• **What the task asks**
Keep the wording of each record exactly the same when you repeat it, and leave out pictures.

[Stored data]
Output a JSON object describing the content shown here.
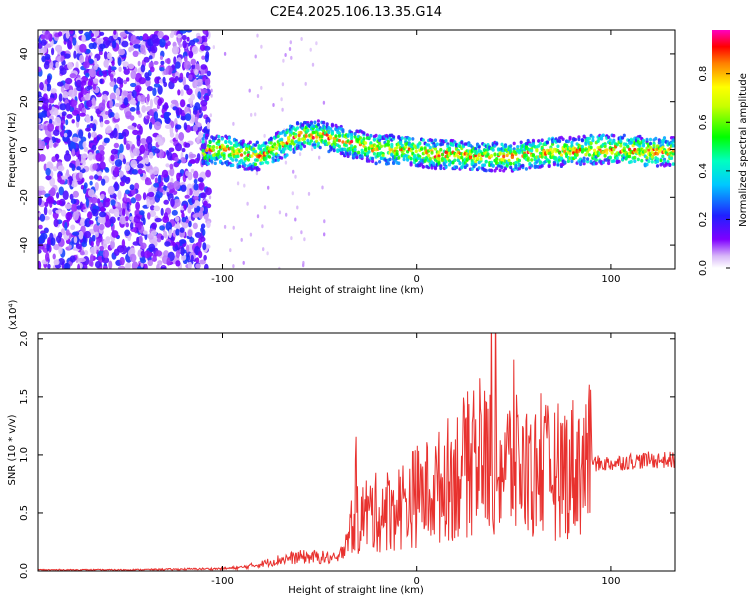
{
  "title": "C2E4.2025.106.13.35.G14",
  "chart_data": [
    {
      "type": "heatmap",
      "title": "C2E4.2025.106.13.35.G14",
      "xlabel": "Height of straight line (km)",
      "ylabel": "Frequency (Hz)",
      "xlim": [
        -195,
        133
      ],
      "ylim": [
        -50,
        50
      ],
      "xticks": [
        -100,
        0,
        100
      ],
      "xtick_labels": [
        "-100",
        "0",
        "100"
      ],
      "yticks": [
        40,
        20,
        0,
        -20,
        -40
      ],
      "ytick_labels": [
        "40",
        "20",
        "0",
        "-20",
        "-40"
      ],
      "colorbar": {
        "label": "Normalized spectral amplitude",
        "range": [
          0,
          0.98
        ],
        "ticks": [
          0.0,
          0.2,
          0.4,
          0.6,
          0.8
        ],
        "tick_labels": [
          "0.0",
          "0.2",
          "0.4",
          "0.6",
          "0.8"
        ],
        "colormap": "rainbow (white-violet-blue-cyan-green-yellow-red-magenta)"
      },
      "ridge": {
        "description": "Peak-frequency trace",
        "x": [
          -110,
          -100,
          -90,
          -80,
          -70,
          -60,
          -50,
          -40,
          -30,
          -20,
          -10,
          0,
          10,
          20,
          30,
          40,
          50,
          60,
          70,
          80,
          90,
          100,
          110,
          120,
          130
        ],
        "frequency": [
          0,
          0,
          -2,
          -3,
          2,
          6,
          6,
          4,
          2,
          0,
          0,
          -1,
          -2,
          -2,
          -3,
          -3,
          -3,
          -2,
          -1,
          -1,
          0,
          0,
          0,
          -1,
          -1
        ]
      }
    },
    {
      "type": "line",
      "xlabel": "Height of straight line (km)",
      "ylabel": "SNR (10 * v/v)",
      "y_multiplier": "(x10⁴)",
      "xlim": [
        -195,
        133
      ],
      "ylim": [
        0,
        2.05
      ],
      "xticks": [
        -100,
        0,
        100
      ],
      "xtick_labels": [
        "-100",
        "0",
        "100"
      ],
      "yticks": [
        0.0,
        0.5,
        1.0,
        1.5,
        2.0
      ],
      "ytick_labels": [
        "0.0",
        "0.5",
        "1.0",
        "1.5",
        "2.0"
      ],
      "series": [
        {
          "color": "#e8312e",
          "x": [
            -195,
            -150,
            -100,
            -90,
            -80,
            -70,
            -60,
            -50,
            -40,
            -35,
            -30,
            -25,
            -20,
            -10,
            0,
            10,
            20,
            30,
            40,
            50,
            60,
            70,
            80,
            90,
            100,
            110,
            120,
            133
          ],
          "values": [
            0.01,
            0.01,
            0.02,
            0.03,
            0.06,
            0.1,
            0.12,
            0.12,
            0.1,
            0.35,
            0.45,
            0.5,
            0.5,
            0.55,
            0.65,
            0.7,
            0.85,
            0.95,
            0.95,
            0.9,
            0.85,
            0.85,
            0.9,
            0.95,
            0.95,
            0.97,
            0.98,
            0.98
          ]
        }
      ]
    }
  ]
}
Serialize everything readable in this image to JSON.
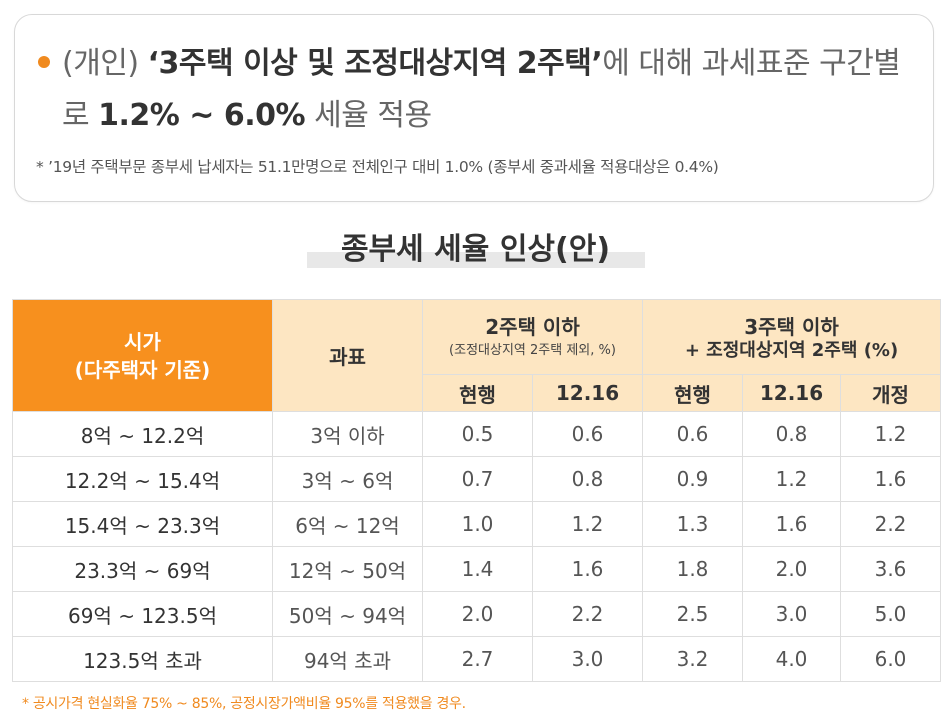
{
  "headline": {
    "part1": "(개인) ",
    "part2": "‘3주택 이상 및 조정대상지역 2주택’",
    "part3": "에 대해 과세표준 구간별로 ",
    "part4": "1.2% ~ 6.0%",
    "part5": " 세율 적용"
  },
  "footnote_top": "* ’19년 주택부문 종부세 납세자는 51.1만명으로 전체인구 대비 1.0% (종부세 중과세율 적용대상은 0.4%)",
  "table_title": "종부세 세율 인상(안)",
  "table": {
    "col_price_line1": "시가",
    "col_price_line2": "(다주택자 기준)",
    "col_base": "과표",
    "group1_title": "2주택 이하",
    "group1_sub": "(조정대상지역 2주택 제외, %)",
    "group2_title": "3주택 이하",
    "group2_sub": "+ 조정대상지역 2주택 (%)",
    "sub_current": "현행",
    "sub_1216": "12.16",
    "sub_current2": "현행",
    "sub_12162": "12.16",
    "sub_revised": "개정",
    "rows": [
      {
        "price": "8억 ~ 12.2억",
        "base": "3억 이하",
        "a": "0.5",
        "b": "0.6",
        "c": "0.6",
        "d": "0.8",
        "e": "1.2"
      },
      {
        "price": "12.2억 ~ 15.4억",
        "base": "3억 ~ 6억",
        "a": "0.7",
        "b": "0.8",
        "c": "0.9",
        "d": "1.2",
        "e": "1.6"
      },
      {
        "price": "15.4억 ~ 23.3억",
        "base": "6억 ~ 12억",
        "a": "1.0",
        "b": "1.2",
        "c": "1.3",
        "d": "1.6",
        "e": "2.2"
      },
      {
        "price": "23.3억 ~ 69억",
        "base": "12억 ~ 50억",
        "a": "1.4",
        "b": "1.6",
        "c": "1.8",
        "d": "2.0",
        "e": "3.6"
      },
      {
        "price": "69억 ~ 123.5억",
        "base": "50억 ~ 94억",
        "a": "2.0",
        "b": "2.2",
        "c": "2.5",
        "d": "3.0",
        "e": "5.0"
      },
      {
        "price": "123.5억 초과",
        "base": "94억 초과",
        "a": "2.7",
        "b": "3.0",
        "c": "3.2",
        "d": "4.0",
        "e": "6.0"
      }
    ]
  },
  "footnote_bottom": "* 공시가격 현실화율 75% ~ 85%, 공정시장가액비율 95%를 적용했을 경우.",
  "colors": {
    "accent": "#f7901e",
    "header_bg": "#fde6c2",
    "bullet": "#f08a1f"
  }
}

• **Answer to the exercise**
Output a JSON object describing the content shown here.
{
  "title": "C2E4.2025.106.13.35.G14",
  "chart_data": [
    {
      "type": "heatmap",
      "title": "C2E4.2025.106.13.35.G14",
      "xlabel": "Height of straight line (km)",
      "ylabel": "Frequency (Hz)",
      "xlim": [
        -195,
        133
      ],
      "ylim": [
        -50,
        50
      ],
      "xticks": [
        -100,
        0,
        100
      ],
      "xtick_labels": [
        "-100",
        "0",
        "100"
      ],
      "yticks": [
        40,
        20,
        0,
        -20,
        -40
      ],
      "ytick_labels": [
        "40",
        "20",
        "0",
        "-20",
        "-40"
      ],
      "colorbar": {
        "label": "Normalized spectral amplitude",
        "range": [
          0,
          0.98
        ],
        "ticks": [
          0.0,
          0.2,
          0.4,
          0.6,
          0.8
        ],
        "tick_labels": [
          "0.0",
          "0.2",
          "0.4",
          "0.6",
          "0.8"
        ],
        "colormap": "rainbow (white-violet-blue-cyan-green-yellow-red-magenta)"
      },
      "ridge": {
        "description": "Peak-frequency trace",
        "x": [
          -110,
          -100,
          -90,
          -80,
          -70,
          -60,
          -50,
          -40,
          -30,
          -20,
          -10,
          0,
          10,
          20,
          30,
          40,
          50,
          60,
          70,
          80,
          90,
          100,
          110,
          120,
          130
        ],
        "frequency": [
          0,
          0,
          -2,
          -3,
          2,
          6,
          6,
          4,
          2,
          0,
          0,
          -1,
          -2,
          -2,
          -3,
          -3,
          -3,
          -2,
          -1,
          -1,
          0,
          0,
          0,
          -1,
          -1
        ]
      }
    },
    {
      "type": "line",
      "xlabel": "Height of straight line (km)",
      "ylabel": "SNR (10 * v/v)",
      "y_multiplier": "(x10⁴)",
      "xlim": [
        -195,
        133
      ],
      "ylim": [
        0,
        2.05
      ],
      "xticks": [
        -100,
        0,
        100
      ],
      "xtick_labels": [
        "-100",
        "0",
        "100"
      ],
      "yticks": [
        0.0,
        0.5,
        1.0,
        1.5,
        2.0
      ],
      "ytick_labels": [
        "0.0",
        "0.5",
        "1.0",
        "1.5",
        "2.0"
      ],
      "series": [
        {
          "color": "#e8312e",
          "x": [
            -195,
            -150,
            -100,
            -90,
            -80,
            -70,
            -60,
            -50,
            -40,
            -35,
            -30,
            -25,
            -20,
            -10,
            0,
            10,
            20,
            30,
            40,
            50,
            60,
            70,
            80,
            90,
            100,
            110,
            120,
            133
          ],
          "values": [
            0.01,
            0.01,
            0.02,
            0.03,
            0.06,
            0.1,
            0.12,
            0.12,
            0.1,
            0.35,
            0.45,
            0.5,
            0.5,
            0.55,
            0.65,
            0.7,
            0.85,
            0.95,
            0.95,
            0.9,
            0.85,
            0.85,
            0.9,
            0.95,
            0.95,
            0.97,
            0.98,
            0.98
          ]
        }
      ]
    }
  ]
}
Serialize everything readable in this image to JSON.
{
  "headline": {
    "part1": "(개인) ",
    "part2": "‘3주택 이상 및 조정대상지역 2주택’",
    "part3": "에 대해 과세표준 구간별로 ",
    "part4": "1.2% ~ 6.0%",
    "part5": " 세율 적용"
  },
  "footnote_top": "* ’19년 주택부문 종부세 납세자는 51.1만명으로 전체인구 대비 1.0% (종부세 중과세율 적용대상은 0.4%)",
  "table_title": "종부세 세율 인상(안)",
  "table": {
    "col_price_line1": "시가",
    "col_price_line2": "(다주택자 기준)",
    "col_base": "과표",
    "group1_title": "2주택 이하",
    "group1_sub": "(조정대상지역 2주택 제외, %)",
    "group2_title": "3주택 이하",
    "group2_sub": "+ 조정대상지역 2주택 (%)",
    "sub_current": "현행",
    "sub_1216": "12.16",
    "sub_current2": "현행",
    "sub_12162": "12.16",
    "sub_revised": "개정",
    "rows": [
      {
        "price": "8억 ~ 12.2억",
        "base": "3억 이하",
        "a": "0.5",
        "b": "0.6",
        "c": "0.6",
        "d": "0.8",
        "e": "1.2"
      },
      {
        "price": "12.2억 ~ 15.4억",
        "base": "3억 ~ 6억",
        "a": "0.7",
        "b": "0.8",
        "c": "0.9",
        "d": "1.2",
        "e": "1.6"
      },
      {
        "price": "15.4억 ~ 23.3억",
        "base": "6억 ~ 12억",
        "a": "1.0",
        "b": "1.2",
        "c": "1.3",
        "d": "1.6",
        "e": "2.2"
      },
      {
        "price": "23.3억 ~ 69억",
        "base": "12억 ~ 50억",
        "a": "1.4",
        "b": "1.6",
        "c": "1.8",
        "d": "2.0",
        "e": "3.6"
      },
      {
        "price": "69억 ~ 123.5억",
        "base": "50억 ~ 94억",
        "a": "2.0",
        "b": "2.2",
        "c": "2.5",
        "d": "3.0",
        "e": "5.0"
      },
      {
        "price": "123.5억 초과",
        "base": "94억 초과",
        "a": "2.7",
        "b": "3.0",
        "c": "3.2",
        "d": "4.0",
        "e": "6.0"
      }
    ]
  },
  "footnote_bottom": "* 공시가격 현실화율 75% ~ 85%, 공정시장가액비율 95%를 적용했을 경우.",
  "colors": {
    "accent": "#f7901e",
    "header_bg": "#fde6c2",
    "bullet": "#f08a1f"
  }
}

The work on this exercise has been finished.